Records drawn from a collection
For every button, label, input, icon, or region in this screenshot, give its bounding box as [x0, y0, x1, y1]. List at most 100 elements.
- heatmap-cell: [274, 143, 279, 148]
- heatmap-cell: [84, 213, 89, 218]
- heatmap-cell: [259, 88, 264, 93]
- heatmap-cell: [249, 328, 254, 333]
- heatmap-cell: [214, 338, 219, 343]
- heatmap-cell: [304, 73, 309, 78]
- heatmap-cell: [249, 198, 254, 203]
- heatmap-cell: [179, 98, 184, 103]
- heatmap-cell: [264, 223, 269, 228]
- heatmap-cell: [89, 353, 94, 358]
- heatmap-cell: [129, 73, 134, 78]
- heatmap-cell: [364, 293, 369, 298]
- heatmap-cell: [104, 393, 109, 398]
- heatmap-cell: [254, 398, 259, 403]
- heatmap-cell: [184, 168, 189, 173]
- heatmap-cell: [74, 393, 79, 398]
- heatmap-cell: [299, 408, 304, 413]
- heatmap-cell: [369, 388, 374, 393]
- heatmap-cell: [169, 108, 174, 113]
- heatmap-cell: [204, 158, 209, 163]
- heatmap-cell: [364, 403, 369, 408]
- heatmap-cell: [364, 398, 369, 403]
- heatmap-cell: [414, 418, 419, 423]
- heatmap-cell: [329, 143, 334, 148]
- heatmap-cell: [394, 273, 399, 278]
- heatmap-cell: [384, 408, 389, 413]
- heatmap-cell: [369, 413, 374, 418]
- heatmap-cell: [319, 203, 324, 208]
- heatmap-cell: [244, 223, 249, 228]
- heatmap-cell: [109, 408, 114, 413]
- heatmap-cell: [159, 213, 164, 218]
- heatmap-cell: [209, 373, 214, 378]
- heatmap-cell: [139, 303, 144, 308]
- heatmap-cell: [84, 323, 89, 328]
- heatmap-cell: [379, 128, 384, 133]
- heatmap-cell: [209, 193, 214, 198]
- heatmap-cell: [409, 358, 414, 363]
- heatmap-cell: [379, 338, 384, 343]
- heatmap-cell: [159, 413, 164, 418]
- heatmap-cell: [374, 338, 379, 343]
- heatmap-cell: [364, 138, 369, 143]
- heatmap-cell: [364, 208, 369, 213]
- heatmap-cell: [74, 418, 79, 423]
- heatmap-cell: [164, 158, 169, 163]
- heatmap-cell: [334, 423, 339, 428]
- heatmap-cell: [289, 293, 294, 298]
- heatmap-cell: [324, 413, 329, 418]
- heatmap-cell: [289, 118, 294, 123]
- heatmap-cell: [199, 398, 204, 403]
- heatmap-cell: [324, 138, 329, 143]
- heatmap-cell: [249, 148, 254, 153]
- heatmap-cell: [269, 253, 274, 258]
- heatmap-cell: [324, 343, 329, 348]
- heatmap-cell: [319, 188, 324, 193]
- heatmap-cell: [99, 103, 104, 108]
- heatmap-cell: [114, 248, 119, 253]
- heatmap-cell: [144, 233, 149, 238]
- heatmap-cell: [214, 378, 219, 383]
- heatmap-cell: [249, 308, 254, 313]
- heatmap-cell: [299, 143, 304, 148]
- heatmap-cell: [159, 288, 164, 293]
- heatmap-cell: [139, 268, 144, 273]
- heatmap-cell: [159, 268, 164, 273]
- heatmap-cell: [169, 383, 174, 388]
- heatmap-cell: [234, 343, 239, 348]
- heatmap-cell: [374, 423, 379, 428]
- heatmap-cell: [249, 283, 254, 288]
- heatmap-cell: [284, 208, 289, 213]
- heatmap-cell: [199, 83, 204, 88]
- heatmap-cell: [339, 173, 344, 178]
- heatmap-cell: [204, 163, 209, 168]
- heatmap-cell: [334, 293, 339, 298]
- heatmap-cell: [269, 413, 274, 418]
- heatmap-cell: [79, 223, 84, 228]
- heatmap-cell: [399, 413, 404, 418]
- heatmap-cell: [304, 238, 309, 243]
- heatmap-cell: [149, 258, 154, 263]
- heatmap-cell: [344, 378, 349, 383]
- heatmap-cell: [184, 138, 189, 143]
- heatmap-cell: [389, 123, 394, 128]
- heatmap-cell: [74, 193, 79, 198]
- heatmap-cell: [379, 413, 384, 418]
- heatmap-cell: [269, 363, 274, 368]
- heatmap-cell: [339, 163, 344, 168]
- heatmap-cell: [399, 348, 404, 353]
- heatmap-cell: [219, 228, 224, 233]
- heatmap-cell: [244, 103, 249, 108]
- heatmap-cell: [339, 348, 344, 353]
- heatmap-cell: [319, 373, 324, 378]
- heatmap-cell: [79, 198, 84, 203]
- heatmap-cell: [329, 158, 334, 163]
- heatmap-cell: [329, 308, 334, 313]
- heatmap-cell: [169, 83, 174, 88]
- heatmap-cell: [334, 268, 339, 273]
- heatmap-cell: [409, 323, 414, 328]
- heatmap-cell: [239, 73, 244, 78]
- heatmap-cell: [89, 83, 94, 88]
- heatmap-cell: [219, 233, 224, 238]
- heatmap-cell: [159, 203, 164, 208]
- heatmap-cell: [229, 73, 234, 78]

**DIRECTIONS FOR THIS TASK**
Convert every line of the records above into a numbered list, omitting any blank lines.

**ANSWER TO THE PROBLEM**
1. For every button, label, input, icon, or region in this screenshot, give its bounding box as [x0, y0, x1, y1]. List at most 100 elements.
2. - heatmap-cell: [274, 143, 279, 148]
3. - heatmap-cell: [84, 213, 89, 218]
4. - heatmap-cell: [259, 88, 264, 93]
5. - heatmap-cell: [249, 328, 254, 333]
6. - heatmap-cell: [214, 338, 219, 343]
7. - heatmap-cell: [304, 73, 309, 78]
8. - heatmap-cell: [249, 198, 254, 203]
9. - heatmap-cell: [179, 98, 184, 103]
10. - heatmap-cell: [264, 223, 269, 228]
11. - heatmap-cell: [89, 353, 94, 358]
12. - heatmap-cell: [129, 73, 134, 78]
13. - heatmap-cell: [364, 293, 369, 298]
14. - heatmap-cell: [104, 393, 109, 398]
15. - heatmap-cell: [254, 398, 259, 403]
16. - heatmap-cell: [184, 168, 189, 173]
17. - heatmap-cell: [74, 393, 79, 398]
18. - heatmap-cell: [299, 408, 304, 413]
19. - heatmap-cell: [369, 388, 374, 393]
20. - heatmap-cell: [169, 108, 174, 113]
21. - heatmap-cell: [204, 158, 209, 163]
22. - heatmap-cell: [364, 403, 369, 408]
23. - heatmap-cell: [364, 398, 369, 403]
24. - heatmap-cell: [414, 418, 419, 423]
25. - heatmap-cell: [329, 143, 334, 148]
26. - heatmap-cell: [394, 273, 399, 278]
27. - heatmap-cell: [384, 408, 389, 413]
28. - heatmap-cell: [369, 413, 374, 418]
29. - heatmap-cell: [319, 203, 324, 208]
30. - heatmap-cell: [244, 223, 249, 228]
31. - heatmap-cell: [109, 408, 114, 413]
32. - heatmap-cell: [159, 213, 164, 218]
33. - heatmap-cell: [209, 373, 214, 378]
34. - heatmap-cell: [139, 303, 144, 308]
35. - heatmap-cell: [84, 323, 89, 328]
36. - heatmap-cell: [379, 128, 384, 133]
37. - heatmap-cell: [209, 193, 214, 198]
38. - heatmap-cell: [409, 358, 414, 363]
39. - heatmap-cell: [379, 338, 384, 343]
40. - heatmap-cell: [159, 413, 164, 418]
41. - heatmap-cell: [374, 338, 379, 343]
42. - heatmap-cell: [364, 138, 369, 143]
43. - heatmap-cell: [364, 208, 369, 213]
44. - heatmap-cell: [74, 418, 79, 423]
45. - heatmap-cell: [164, 158, 169, 163]
46. - heatmap-cell: [334, 423, 339, 428]
47. - heatmap-cell: [289, 293, 294, 298]
48. - heatmap-cell: [324, 413, 329, 418]
49. - heatmap-cell: [289, 118, 294, 123]
50. - heatmap-cell: [199, 398, 204, 403]
51. - heatmap-cell: [324, 138, 329, 143]
52. - heatmap-cell: [249, 148, 254, 153]
53. - heatmap-cell: [269, 253, 274, 258]
54. - heatmap-cell: [324, 343, 329, 348]
55. - heatmap-cell: [319, 188, 324, 193]
56. - heatmap-cell: [99, 103, 104, 108]
57. - heatmap-cell: [114, 248, 119, 253]
58. - heatmap-cell: [144, 233, 149, 238]
59. - heatmap-cell: [214, 378, 219, 383]
60. - heatmap-cell: [249, 308, 254, 313]
61. - heatmap-cell: [299, 143, 304, 148]
62. - heatmap-cell: [159, 288, 164, 293]
63. - heatmap-cell: [139, 268, 144, 273]
64. - heatmap-cell: [159, 268, 164, 273]
65. - heatmap-cell: [169, 383, 174, 388]
66. - heatmap-cell: [234, 343, 239, 348]
67. - heatmap-cell: [374, 423, 379, 428]
68. - heatmap-cell: [249, 283, 254, 288]
69. - heatmap-cell: [284, 208, 289, 213]
70. - heatmap-cell: [199, 83, 204, 88]
71. - heatmap-cell: [339, 173, 344, 178]
72. - heatmap-cell: [204, 163, 209, 168]
73. - heatmap-cell: [334, 293, 339, 298]
74. - heatmap-cell: [269, 413, 274, 418]
75. - heatmap-cell: [79, 223, 84, 228]
76. - heatmap-cell: [399, 413, 404, 418]
77. - heatmap-cell: [304, 238, 309, 243]
78. - heatmap-cell: [149, 258, 154, 263]
79. - heatmap-cell: [344, 378, 349, 383]
80. - heatmap-cell: [184, 138, 189, 143]
81. - heatmap-cell: [389, 123, 394, 128]
82. - heatmap-cell: [74, 193, 79, 198]
83. - heatmap-cell: [379, 413, 384, 418]
84. - heatmap-cell: [269, 363, 274, 368]
85. - heatmap-cell: [339, 163, 344, 168]
86. - heatmap-cell: [399, 348, 404, 353]
87. - heatmap-cell: [219, 228, 224, 233]
88. - heatmap-cell: [244, 103, 249, 108]
89. - heatmap-cell: [339, 348, 344, 353]
90. - heatmap-cell: [319, 373, 324, 378]
91. - heatmap-cell: [79, 198, 84, 203]
92. - heatmap-cell: [329, 158, 334, 163]
93. - heatmap-cell: [329, 308, 334, 313]
94. - heatmap-cell: [169, 83, 174, 88]
95. - heatmap-cell: [334, 268, 339, 273]
96. - heatmap-cell: [409, 323, 414, 328]
97. - heatmap-cell: [239, 73, 244, 78]
98. - heatmap-cell: [89, 83, 94, 88]
99. - heatmap-cell: [219, 233, 224, 238]
100. - heatmap-cell: [159, 203, 164, 208]
101. - heatmap-cell: [229, 73, 234, 78]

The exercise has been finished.